▸ SHORT EXERCISE
For the listing below, give the count of lines containing the string "admin" and nothing else.

▸ SOURCE DATA
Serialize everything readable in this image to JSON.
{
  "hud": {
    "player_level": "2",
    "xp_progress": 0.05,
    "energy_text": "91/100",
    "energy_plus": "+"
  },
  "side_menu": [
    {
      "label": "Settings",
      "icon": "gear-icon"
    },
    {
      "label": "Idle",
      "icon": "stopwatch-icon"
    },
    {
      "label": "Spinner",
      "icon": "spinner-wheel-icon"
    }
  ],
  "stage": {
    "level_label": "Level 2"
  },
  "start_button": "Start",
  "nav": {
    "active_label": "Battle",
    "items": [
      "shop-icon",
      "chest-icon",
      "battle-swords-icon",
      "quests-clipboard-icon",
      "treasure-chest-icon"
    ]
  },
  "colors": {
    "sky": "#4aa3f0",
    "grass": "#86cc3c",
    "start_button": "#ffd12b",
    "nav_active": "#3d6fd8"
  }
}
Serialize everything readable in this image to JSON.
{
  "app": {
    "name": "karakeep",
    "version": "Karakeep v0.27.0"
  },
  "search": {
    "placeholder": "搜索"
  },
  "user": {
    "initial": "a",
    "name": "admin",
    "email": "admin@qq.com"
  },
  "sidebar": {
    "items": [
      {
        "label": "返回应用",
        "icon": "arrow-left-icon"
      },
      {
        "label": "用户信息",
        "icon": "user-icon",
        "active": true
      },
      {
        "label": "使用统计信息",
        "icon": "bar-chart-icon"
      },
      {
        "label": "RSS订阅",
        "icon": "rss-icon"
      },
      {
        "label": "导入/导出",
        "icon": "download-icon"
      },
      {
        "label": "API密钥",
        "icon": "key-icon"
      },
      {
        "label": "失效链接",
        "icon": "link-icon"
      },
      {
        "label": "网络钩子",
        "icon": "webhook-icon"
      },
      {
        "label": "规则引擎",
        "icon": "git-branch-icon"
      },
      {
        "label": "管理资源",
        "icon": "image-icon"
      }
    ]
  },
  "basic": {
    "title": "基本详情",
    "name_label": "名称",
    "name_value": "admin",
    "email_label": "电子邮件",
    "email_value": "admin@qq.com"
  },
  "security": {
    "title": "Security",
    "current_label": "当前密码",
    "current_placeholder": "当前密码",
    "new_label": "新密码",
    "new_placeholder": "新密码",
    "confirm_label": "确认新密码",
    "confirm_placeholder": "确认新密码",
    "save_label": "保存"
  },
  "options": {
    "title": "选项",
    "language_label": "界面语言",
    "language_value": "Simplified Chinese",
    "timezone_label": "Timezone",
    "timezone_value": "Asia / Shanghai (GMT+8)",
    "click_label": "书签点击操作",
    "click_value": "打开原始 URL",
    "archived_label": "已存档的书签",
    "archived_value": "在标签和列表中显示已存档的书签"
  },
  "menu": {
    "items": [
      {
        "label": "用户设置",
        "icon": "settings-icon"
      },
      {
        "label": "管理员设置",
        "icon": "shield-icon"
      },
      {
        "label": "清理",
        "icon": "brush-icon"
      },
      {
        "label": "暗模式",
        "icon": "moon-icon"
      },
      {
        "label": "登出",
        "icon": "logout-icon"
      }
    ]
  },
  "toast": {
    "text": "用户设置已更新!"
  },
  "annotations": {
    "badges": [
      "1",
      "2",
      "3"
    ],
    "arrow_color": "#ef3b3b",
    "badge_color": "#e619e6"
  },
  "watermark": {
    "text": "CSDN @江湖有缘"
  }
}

* * *

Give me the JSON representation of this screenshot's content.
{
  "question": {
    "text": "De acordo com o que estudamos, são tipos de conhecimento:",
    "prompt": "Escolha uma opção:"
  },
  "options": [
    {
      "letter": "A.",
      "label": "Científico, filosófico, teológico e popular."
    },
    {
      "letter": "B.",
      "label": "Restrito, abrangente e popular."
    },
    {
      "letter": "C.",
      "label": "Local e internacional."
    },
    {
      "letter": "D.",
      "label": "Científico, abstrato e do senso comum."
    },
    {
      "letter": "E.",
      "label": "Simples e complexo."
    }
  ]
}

▸ OUTPUT FOR THIS EXERCISE
4